• **What you have to do**: Locate the string "générale" in the listing below. Copy every line where it is found.

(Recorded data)
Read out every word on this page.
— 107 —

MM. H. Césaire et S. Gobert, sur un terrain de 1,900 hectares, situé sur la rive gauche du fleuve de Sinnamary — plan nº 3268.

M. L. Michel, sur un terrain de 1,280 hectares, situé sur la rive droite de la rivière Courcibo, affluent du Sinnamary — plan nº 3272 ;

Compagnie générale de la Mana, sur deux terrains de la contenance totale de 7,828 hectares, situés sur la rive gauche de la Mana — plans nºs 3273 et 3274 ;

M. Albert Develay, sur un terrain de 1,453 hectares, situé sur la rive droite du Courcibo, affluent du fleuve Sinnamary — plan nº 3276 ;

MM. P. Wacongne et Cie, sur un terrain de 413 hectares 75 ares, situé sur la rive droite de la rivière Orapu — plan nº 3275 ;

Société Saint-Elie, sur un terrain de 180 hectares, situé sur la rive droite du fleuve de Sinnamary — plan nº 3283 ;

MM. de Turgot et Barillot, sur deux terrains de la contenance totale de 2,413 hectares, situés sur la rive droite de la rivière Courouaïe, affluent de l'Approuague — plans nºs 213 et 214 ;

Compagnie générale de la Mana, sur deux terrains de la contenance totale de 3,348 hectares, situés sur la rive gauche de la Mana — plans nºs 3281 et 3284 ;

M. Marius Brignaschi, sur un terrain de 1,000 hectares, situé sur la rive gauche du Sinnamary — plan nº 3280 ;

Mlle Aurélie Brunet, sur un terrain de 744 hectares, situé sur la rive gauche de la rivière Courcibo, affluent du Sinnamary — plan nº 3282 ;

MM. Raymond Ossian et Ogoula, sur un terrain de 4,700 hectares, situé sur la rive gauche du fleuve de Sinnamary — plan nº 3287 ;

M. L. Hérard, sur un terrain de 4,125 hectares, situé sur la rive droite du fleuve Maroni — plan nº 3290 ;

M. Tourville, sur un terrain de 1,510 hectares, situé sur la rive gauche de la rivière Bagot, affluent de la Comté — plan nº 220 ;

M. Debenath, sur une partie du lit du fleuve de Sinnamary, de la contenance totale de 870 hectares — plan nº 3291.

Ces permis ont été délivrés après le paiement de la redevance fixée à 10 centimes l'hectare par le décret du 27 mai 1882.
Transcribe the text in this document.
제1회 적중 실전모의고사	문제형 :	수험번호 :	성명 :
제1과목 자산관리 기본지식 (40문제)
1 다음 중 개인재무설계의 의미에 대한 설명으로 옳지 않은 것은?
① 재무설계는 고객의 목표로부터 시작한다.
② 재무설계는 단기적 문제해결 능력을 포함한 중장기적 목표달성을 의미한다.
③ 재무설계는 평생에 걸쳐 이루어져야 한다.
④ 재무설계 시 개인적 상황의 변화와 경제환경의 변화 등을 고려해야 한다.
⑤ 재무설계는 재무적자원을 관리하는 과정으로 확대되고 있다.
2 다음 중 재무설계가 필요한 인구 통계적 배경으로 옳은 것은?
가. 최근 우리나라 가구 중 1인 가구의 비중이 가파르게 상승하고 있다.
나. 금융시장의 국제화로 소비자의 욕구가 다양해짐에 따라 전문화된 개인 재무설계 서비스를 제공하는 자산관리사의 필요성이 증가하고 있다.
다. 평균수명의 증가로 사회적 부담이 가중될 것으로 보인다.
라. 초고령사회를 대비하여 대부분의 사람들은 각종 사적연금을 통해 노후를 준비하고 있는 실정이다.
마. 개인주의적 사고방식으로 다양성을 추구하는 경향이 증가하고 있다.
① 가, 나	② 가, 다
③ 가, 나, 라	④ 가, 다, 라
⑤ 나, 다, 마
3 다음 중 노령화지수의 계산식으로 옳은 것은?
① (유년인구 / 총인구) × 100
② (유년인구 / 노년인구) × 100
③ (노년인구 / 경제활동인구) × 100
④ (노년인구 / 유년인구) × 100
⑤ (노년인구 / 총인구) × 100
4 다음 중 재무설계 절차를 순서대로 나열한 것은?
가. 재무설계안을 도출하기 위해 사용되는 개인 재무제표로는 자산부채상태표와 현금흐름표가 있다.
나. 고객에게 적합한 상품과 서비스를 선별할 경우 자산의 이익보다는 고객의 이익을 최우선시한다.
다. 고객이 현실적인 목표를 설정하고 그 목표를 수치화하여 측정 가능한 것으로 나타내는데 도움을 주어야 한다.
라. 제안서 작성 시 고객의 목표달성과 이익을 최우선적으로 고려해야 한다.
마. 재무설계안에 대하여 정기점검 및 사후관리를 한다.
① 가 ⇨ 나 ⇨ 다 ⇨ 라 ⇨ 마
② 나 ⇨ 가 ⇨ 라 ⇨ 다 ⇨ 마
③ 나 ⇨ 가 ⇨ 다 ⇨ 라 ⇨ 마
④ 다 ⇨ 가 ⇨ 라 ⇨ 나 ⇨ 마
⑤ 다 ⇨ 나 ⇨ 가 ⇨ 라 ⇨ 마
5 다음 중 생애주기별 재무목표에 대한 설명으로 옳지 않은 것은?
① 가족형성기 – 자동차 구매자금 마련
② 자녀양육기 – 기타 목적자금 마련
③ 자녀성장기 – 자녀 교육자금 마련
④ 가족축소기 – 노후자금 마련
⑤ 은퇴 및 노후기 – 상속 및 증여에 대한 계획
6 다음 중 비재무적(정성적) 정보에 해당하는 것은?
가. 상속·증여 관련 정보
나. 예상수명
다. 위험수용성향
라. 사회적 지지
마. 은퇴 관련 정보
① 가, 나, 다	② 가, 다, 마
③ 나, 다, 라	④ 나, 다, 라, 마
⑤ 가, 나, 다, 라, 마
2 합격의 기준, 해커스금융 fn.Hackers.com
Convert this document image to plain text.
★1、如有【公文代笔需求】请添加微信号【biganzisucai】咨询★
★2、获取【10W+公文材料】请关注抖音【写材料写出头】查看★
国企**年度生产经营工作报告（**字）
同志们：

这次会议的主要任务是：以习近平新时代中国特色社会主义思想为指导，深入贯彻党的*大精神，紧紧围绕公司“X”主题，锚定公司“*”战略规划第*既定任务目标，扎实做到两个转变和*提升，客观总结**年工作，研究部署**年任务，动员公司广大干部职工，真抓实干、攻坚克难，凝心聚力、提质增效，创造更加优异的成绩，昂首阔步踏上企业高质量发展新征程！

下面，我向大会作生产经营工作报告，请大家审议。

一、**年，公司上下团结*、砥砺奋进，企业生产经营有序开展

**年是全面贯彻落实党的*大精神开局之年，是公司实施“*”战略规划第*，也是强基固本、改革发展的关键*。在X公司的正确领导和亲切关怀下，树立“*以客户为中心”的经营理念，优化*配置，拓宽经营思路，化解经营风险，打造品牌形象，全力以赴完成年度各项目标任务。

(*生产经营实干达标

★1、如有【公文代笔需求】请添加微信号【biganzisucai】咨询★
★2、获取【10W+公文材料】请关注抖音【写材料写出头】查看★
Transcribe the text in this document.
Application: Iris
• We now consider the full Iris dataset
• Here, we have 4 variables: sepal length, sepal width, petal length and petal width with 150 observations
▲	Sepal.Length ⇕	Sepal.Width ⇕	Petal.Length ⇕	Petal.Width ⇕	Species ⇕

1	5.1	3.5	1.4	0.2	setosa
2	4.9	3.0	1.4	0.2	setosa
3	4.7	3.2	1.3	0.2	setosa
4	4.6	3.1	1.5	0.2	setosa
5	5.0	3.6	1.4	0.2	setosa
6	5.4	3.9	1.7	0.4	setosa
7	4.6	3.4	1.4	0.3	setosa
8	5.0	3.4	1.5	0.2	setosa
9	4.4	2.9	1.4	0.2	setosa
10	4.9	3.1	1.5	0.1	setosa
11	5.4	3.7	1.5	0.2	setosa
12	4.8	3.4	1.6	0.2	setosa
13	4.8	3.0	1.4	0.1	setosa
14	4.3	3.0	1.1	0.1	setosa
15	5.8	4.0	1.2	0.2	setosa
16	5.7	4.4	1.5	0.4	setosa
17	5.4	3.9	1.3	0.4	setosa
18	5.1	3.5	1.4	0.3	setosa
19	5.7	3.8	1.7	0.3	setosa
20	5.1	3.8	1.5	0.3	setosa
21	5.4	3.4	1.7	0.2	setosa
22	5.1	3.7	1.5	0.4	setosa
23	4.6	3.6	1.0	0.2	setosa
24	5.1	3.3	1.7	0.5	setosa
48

• **Solution to this task**:
Compagnie générale de la Mana, sur deux terrains de la contenance totale de 7,828 hectares, situés sur la rive gauche de la Mana — plans nºs 3273 et 3274 ;
Compagnie générale de la Mana, sur deux terrains de la contenance totale de 3,348 hectares, situés sur la rive gauche de la Mana — plans nºs 3281 et 3284 ;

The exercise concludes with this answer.